# start of DATASET ROWS
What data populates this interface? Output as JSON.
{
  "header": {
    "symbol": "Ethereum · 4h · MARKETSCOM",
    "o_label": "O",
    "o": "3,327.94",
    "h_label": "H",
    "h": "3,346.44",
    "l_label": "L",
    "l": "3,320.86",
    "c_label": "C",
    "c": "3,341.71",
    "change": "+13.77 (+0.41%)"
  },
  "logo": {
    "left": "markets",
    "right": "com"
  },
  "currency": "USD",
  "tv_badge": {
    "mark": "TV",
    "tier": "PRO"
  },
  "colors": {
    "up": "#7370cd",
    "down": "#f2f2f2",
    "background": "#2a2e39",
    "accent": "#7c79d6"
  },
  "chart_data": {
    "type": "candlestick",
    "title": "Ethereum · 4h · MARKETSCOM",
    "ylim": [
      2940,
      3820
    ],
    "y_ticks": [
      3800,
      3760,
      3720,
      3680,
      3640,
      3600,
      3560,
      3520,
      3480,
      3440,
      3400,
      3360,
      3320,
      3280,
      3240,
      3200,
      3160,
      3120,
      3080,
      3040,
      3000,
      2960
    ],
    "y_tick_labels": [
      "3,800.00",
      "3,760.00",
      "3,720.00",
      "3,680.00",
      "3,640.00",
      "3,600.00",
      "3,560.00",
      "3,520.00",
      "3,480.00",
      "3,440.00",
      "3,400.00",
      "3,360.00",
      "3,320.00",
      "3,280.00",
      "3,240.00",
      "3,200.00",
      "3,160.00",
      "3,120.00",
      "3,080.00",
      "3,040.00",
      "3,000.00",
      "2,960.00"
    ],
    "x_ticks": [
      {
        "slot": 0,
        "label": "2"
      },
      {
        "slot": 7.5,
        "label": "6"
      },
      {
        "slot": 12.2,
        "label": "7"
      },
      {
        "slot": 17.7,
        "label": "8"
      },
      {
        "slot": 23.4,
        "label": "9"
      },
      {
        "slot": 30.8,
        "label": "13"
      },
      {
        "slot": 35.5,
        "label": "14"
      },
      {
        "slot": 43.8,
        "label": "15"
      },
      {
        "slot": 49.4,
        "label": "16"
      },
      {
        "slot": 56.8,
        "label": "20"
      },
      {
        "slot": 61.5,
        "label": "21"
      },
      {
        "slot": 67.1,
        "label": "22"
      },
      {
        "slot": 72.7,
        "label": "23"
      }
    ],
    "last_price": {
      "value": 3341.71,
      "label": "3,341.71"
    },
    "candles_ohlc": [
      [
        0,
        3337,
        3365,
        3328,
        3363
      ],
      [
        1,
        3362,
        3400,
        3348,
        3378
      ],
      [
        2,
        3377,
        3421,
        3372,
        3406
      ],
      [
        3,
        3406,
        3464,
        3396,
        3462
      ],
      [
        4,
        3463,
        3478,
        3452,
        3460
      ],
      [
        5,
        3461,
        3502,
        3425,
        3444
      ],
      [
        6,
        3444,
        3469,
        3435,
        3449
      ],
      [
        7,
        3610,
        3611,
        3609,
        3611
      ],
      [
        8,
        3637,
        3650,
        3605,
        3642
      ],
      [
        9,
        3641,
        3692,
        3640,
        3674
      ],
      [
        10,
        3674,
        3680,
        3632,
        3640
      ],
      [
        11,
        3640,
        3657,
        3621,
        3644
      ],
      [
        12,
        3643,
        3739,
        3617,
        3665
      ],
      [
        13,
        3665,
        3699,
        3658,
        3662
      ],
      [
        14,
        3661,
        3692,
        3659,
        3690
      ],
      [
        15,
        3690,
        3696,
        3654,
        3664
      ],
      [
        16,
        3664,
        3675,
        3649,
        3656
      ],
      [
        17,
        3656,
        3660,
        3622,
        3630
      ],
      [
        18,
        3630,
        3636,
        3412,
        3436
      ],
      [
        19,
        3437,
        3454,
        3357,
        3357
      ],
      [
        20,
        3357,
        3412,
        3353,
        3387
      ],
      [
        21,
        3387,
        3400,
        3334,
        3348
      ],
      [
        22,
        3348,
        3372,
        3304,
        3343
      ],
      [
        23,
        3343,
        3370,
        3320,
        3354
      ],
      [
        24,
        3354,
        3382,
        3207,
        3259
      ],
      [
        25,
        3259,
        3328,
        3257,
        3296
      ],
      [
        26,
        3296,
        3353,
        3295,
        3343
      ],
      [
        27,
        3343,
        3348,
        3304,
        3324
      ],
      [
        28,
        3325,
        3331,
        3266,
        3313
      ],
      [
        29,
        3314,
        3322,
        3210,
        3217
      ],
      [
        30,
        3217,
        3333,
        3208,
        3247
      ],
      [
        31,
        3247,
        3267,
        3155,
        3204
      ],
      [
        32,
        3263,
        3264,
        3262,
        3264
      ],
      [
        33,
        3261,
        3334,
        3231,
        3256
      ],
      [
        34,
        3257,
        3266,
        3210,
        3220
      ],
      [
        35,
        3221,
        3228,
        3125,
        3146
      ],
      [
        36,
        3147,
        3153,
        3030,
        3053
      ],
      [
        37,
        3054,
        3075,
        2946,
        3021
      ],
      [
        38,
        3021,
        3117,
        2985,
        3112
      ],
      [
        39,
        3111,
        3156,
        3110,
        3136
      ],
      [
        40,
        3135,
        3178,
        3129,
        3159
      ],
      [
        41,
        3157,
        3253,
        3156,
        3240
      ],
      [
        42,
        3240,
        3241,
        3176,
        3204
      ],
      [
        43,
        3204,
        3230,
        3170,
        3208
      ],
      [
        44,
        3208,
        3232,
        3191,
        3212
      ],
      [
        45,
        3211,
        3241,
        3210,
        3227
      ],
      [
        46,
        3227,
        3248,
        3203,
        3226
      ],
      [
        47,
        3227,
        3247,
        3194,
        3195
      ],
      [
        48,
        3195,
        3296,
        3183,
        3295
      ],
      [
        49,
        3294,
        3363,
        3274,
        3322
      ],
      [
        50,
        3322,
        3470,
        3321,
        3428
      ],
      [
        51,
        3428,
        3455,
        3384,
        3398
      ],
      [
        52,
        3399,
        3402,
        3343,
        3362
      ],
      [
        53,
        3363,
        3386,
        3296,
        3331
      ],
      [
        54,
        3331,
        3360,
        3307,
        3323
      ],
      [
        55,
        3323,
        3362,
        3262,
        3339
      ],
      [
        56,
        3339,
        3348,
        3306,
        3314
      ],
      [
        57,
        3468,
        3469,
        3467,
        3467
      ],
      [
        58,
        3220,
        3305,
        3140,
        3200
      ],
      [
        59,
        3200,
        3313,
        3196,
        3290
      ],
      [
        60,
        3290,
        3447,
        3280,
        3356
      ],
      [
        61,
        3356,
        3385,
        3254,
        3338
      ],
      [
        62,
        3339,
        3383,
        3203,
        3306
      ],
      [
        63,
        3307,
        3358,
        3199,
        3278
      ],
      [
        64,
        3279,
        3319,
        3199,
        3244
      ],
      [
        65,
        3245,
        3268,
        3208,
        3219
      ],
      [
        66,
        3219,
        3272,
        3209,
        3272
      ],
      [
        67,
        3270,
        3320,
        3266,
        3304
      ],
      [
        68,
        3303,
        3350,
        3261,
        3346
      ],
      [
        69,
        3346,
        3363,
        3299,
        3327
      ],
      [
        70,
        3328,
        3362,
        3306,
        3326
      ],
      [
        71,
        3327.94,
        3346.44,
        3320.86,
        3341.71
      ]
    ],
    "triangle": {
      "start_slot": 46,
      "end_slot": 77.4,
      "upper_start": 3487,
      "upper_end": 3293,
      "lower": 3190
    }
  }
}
# end of DATASET ROWS
Print every entry exactly as it appears.

→ WRITTEN SOLUTION:
What data populates this interface? Output as JSON.
{
  "header": {
    "symbol": "Ethereum · 4h · MARKETSCOM",
    "o_label": "O",
    "o": "3,327.94",
    "h_label": "H",
    "h": "3,346.44",
    "l_label": "L",
    "l": "3,320.86",
    "c_label": "C",
    "c": "3,341.71",
    "change": "+13.77 (+0.41%)"
  },
  "logo": {
    "left": "markets",
    "right": "com"
  },
  "currency": "USD",
  "tv_badge": {
    "mark": "TV",
    "tier": "PRO"
  },
  "colors": {
    "up": "#7370cd",
    "down": "#f2f2f2",
    "background": "#2a2e39",
    "accent": "#7c79d6"
  },
  "chart_data": {
    "type": "candlestick",
    "title": "Ethereum · 4h · MARKETSCOM",
    "ylim": [
      2940,
      3820
    ],
    "y_ticks": [
      3800,
      3760,
      3720,
      3680,
      3640,
      3600,
      3560,
      3520,
      3480,
      3440,
      3400,
      3360,
      3320,
      3280,
      3240,
      3200,
      3160,
      3120,
      3080,
      3040,
      3000,
      2960
    ],
    "y_tick_labels": [
      "3,800.00",
      "3,760.00",
      "3,720.00",
      "3,680.00",
      "3,640.00",
      "3,600.00",
      "3,560.00",
      "3,520.00",
      "3,480.00",
      "3,440.00",
      "3,400.00",
      "3,360.00",
      "3,320.00",
      "3,280.00",
      "3,240.00",
      "3,200.00",
      "3,160.00",
      "3,120.00",
      "3,080.00",
      "3,040.00",
      "3,000.00",
      "2,960.00"
    ],
    "x_ticks": [
      {
        "slot": 0,
        "label": "2"
      },
      {
        "slot": 7.5,
        "label": "6"
      },
      {
        "slot": 12.2,
        "label": "7"
      },
      {
        "slot": 17.7,
        "label": "8"
      },
      {
        "slot": 23.4,
        "label": "9"
      },
      {
        "slot": 30.8,
        "label": "13"
      },
      {
        "slot": 35.5,
        "label": "14"
      },
      {
        "slot": 43.8,
        "label": "15"
      },
      {
        "slot": 49.4,
        "label": "16"
      },
      {
        "slot": 56.8,
        "label": "20"
      },
      {
        "slot": 61.5,
        "label": "21"
      },
      {
        "slot": 67.1,
        "label": "22"
      },
      {
        "slot": 72.7,
        "label": "23"
      }
    ],
    "last_price": {
      "value": 3341.71,
      "label": "3,341.71"
    },
    "candles_ohlc": [
      [
        0,
        3337,
        3365,
        3328,
        3363
      ],
      [
        1,
        3362,
        3400,
        3348,
        3378
      ],
      [
        2,
        3377,
        3421,
        3372,
        3406
      ],
      [
        3,
        3406,
        3464,
        3396,
        3462
      ],
      [
        4,
        3463,
        3478,
        3452,
        3460
      ],
      [
        5,
        3461,
        3502,
        3425,
        3444
      ],
      [
        6,
        3444,
        3469,
        3435,
        3449
      ],
      [
        7,
        3610,
        3611,
        3609,
        3611
      ],
      [
        8,
        3637,
        3650,
        3605,
        3642
      ],
      [
        9,
        3641,
        3692,
        3640,
        3674
      ],
      [
        10,
        3674,
        3680,
        3632,
        3640
      ],
      [
        11,
        3640,
        3657,
        3621,
        3644
      ],
      [
        12,
        3643,
        3739,
        3617,
        3665
      ],
      [
        13,
        3665,
        3699,
        3658,
        3662
      ],
      [
        14,
        3661,
        3692,
        3659,
        3690
      ],
      [
        15,
        3690,
        3696,
        3654,
        3664
      ],
      [
        16,
        3664,
        3675,
        3649,
        3656
      ],
      [
        17,
        3656,
        3660,
        3622,
        3630
      ],
      [
        18,
        3630,
        3636,
        3412,
        3436
      ],
      [
        19,
        3437,
        3454,
        3357,
        3357
      ],
      [
        20,
        3357,
        3412,
        3353,
        3387
      ],
      [
        21,
        3387,
        3400,
        3334,
        3348
      ],
      [
        22,
        3348,
        3372,
        3304,
        3343
      ],
      [
        23,
        3343,
        3370,
        3320,
        3354
      ],
      [
        24,
        3354,
        3382,
        3207,
        3259
      ],
      [
        25,
        3259,
        3328,
        3257,
        3296
      ],
      [
        26,
        3296,
        3353,
        3295,
        3343
      ],
      [
        27,
        3343,
        3348,
        3304,
        3324
      ],
      [
        28,
        3325,
        3331,
        3266,
        3313
      ],
      [
        29,
        3314,
        3322,
        3210,
        3217
      ],
      [
        30,
        3217,
        3333,
        3208,
        3247
      ],
      [
        31,
        3247,
        3267,
        3155,
        3204
      ],
      [
        32,
        3263,
        3264,
        3262,
        3264
      ],
      [
        33,
        3261,
        3334,
        3231,
        3256
      ],
      [
        34,
        3257,
        3266,
        3210,
        3220
      ],
      [
        35,
        3221,
        3228,
        3125,
        3146
      ],
      [
        36,
        3147,
        3153,
        3030,
        3053
      ],
      [
        37,
        3054,
        3075,
        2946,
        3021
      ],
      [
        38,
        3021,
        3117,
        2985,
        3112
      ],
      [
        39,
        3111,
        3156,
        3110,
        3136
      ],
      [
        40,
        3135,
        3178,
        3129,
        3159
      ],
      [
        41,
        3157,
        3253,
        3156,
        3240
      ],
      [
        42,
        3240,
        3241,
        3176,
        3204
      ],
      [
        43,
        3204,
        3230,
        3170,
        3208
      ],
      [
        44,
        3208,
        3232,
        3191,
        3212
      ],
      [
        45,
        3211,
        3241,
        3210,
        3227
      ],
      [
        46,
        3227,
        3248,
        3203,
        3226
      ],
      [
        47,
        3227,
        3247,
        3194,
        3195
      ],
      [
        48,
        3195,
        3296,
        3183,
        3295
      ],
      [
        49,
        3294,
        3363,
        3274,
        3322
      ],
      [
        50,
        3322,
        3470,
        3321,
        3428
      ],
      [
        51,
        3428,
        3455,
        3384,
        3398
      ],
      [
        52,
        3399,
        3402,
        3343,
        3362
      ],
      [
        53,
        3363,
        3386,
        3296,
        3331
      ],
      [
        54,
        3331,
        3360,
        3307,
        3323
      ],
      [
        55,
        3323,
        3362,
        3262,
        3339
      ],
      [
        56,
        3339,
        3348,
        3306,
        3314
      ],
      [
        57,
        3468,
        3469,
        3467,
        3467
      ],
      [
        58,
        3220,
        3305,
        3140,
        3200
      ],
      [
        59,
        3200,
        3313,
        3196,
        3290
      ],
      [
        60,
        3290,
        3447,
        3280,
        3356
      ],
      [
        61,
        3356,
        3385,
        3254,
        3338
      ],
      [
        62,
        3339,
        3383,
        3203,
        3306
      ],
      [
        63,
        3307,
        3358,
        3199,
        3278
      ],
      [
        64,
        3279,
        3319,
        3199,
        3244
      ],
      [
        65,
        3245,
        3268,
        3208,
        3219
      ],
      [
        66,
        3219,
        3272,
        3209,
        3272
      ],
      [
        67,
        3270,
        3320,
        3266,
        3304
      ],
      [
        68,
        3303,
        3350,
        3261,
        3346
      ],
      [
        69,
        3346,
        3363,
        3299,
        3327
      ],
      [
        70,
        3328,
        3362,
        3306,
        3326
      ],
      [
        71,
        3327.94,
        3346.44,
        3320.86,
        3341.71
      ]
    ],
    "triangle": {
      "start_slot": 46,
      "end_slot": 77.4,
      "upper_start": 3487,
      "upper_end": 3293,
      "lower": 3190
    }
  }
}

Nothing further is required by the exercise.